━━━━━ Record list ━━━━━

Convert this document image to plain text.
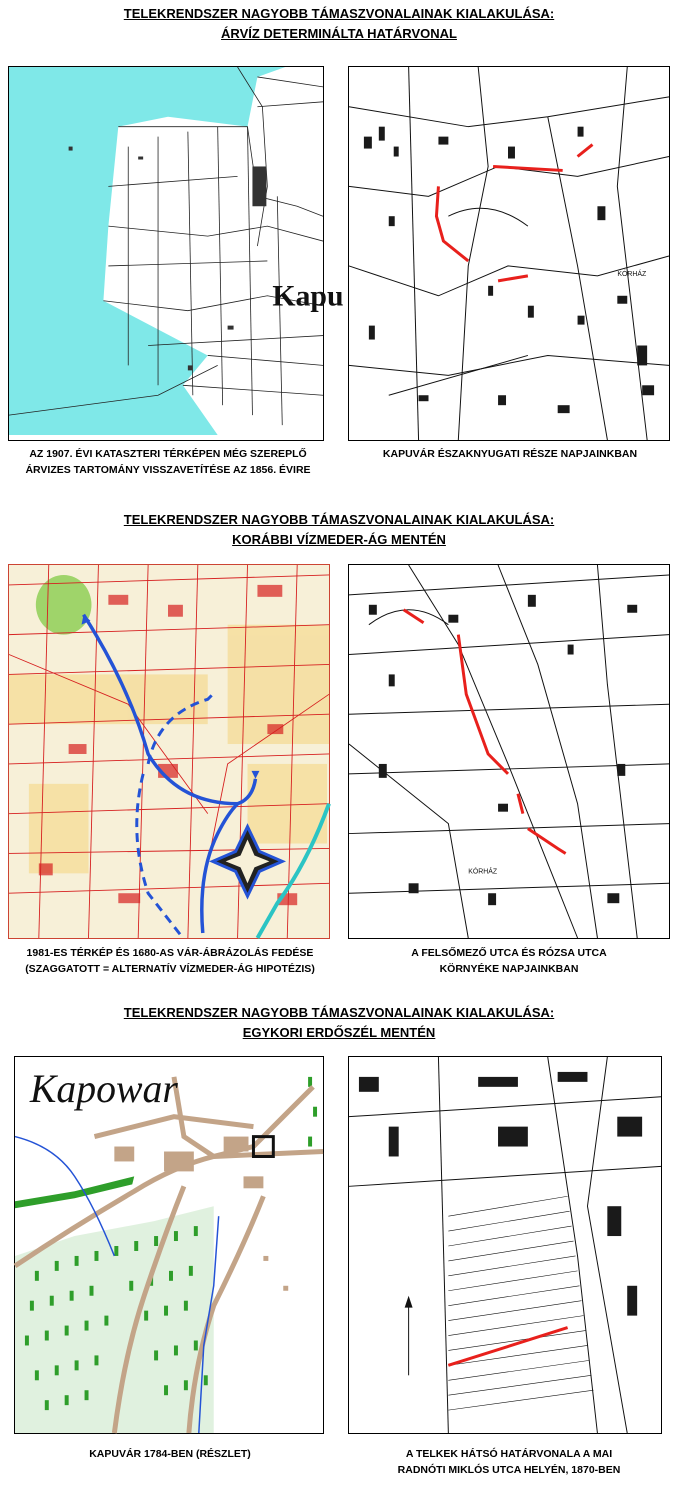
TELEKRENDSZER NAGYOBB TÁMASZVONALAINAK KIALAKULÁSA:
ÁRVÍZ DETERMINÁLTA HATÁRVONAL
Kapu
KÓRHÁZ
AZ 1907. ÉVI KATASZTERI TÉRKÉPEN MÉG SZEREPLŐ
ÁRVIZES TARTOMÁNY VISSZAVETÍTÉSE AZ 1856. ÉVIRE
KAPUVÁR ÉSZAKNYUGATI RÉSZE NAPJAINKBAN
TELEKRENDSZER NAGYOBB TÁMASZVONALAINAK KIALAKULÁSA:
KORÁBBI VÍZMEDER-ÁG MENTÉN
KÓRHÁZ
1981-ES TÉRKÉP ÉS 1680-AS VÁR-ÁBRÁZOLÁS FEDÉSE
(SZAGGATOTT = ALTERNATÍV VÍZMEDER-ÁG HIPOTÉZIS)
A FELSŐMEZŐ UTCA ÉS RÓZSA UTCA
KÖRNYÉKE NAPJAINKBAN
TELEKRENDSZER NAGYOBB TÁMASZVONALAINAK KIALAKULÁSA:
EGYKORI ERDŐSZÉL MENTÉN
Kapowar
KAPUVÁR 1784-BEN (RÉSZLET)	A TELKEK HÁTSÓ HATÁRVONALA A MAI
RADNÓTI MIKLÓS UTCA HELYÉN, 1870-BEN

━━━━━

## Problem
Output an exact copy of the material, with the pictures removed.

## Response to this task
Convert this document image to plain text.
TELEKRENDSZER NAGYOBB TÁMASZVONALAINAK KIALAKULÁSA:
ÁRVÍZ DETERMINÁLTA HATÁRVONAL
Kapu
KÓRHÁZ
AZ 1907. ÉVI KATASZTERI TÉRKÉPEN MÉG SZEREPLŐ
ÁRVIZES TARTOMÁNY VISSZAVETÍTÉSE AZ 1856. ÉVIRE
KAPUVÁR ÉSZAKNYUGATI RÉSZE NAPJAINKBAN
TELEKRENDSZER NAGYOBB TÁMASZVONALAINAK KIALAKULÁSA:
KORÁBBI VÍZMEDER-ÁG MENTÉN
KÓRHÁZ
1981-ES TÉRKÉP ÉS 1680-AS VÁR-ÁBRÁZOLÁS FEDÉSE
(SZAGGATOTT = ALTERNATÍV VÍZMEDER-ÁG HIPOTÉZIS)
A FELSŐMEZŐ UTCA ÉS RÓZSA UTCA
KÖRNYÉKE NAPJAINKBAN
TELEKRENDSZER NAGYOBB TÁMASZVONALAINAK KIALAKULÁSA:
EGYKORI ERDŐSZÉL MENTÉN
Kapowar
KAPUVÁR 1784-BEN (RÉSZLET)	A TELKEK HÁTSÓ HATÁRVONALA A MAI
RADNÓTI MIKLÓS UTCA HELYÉN, 1870-BEN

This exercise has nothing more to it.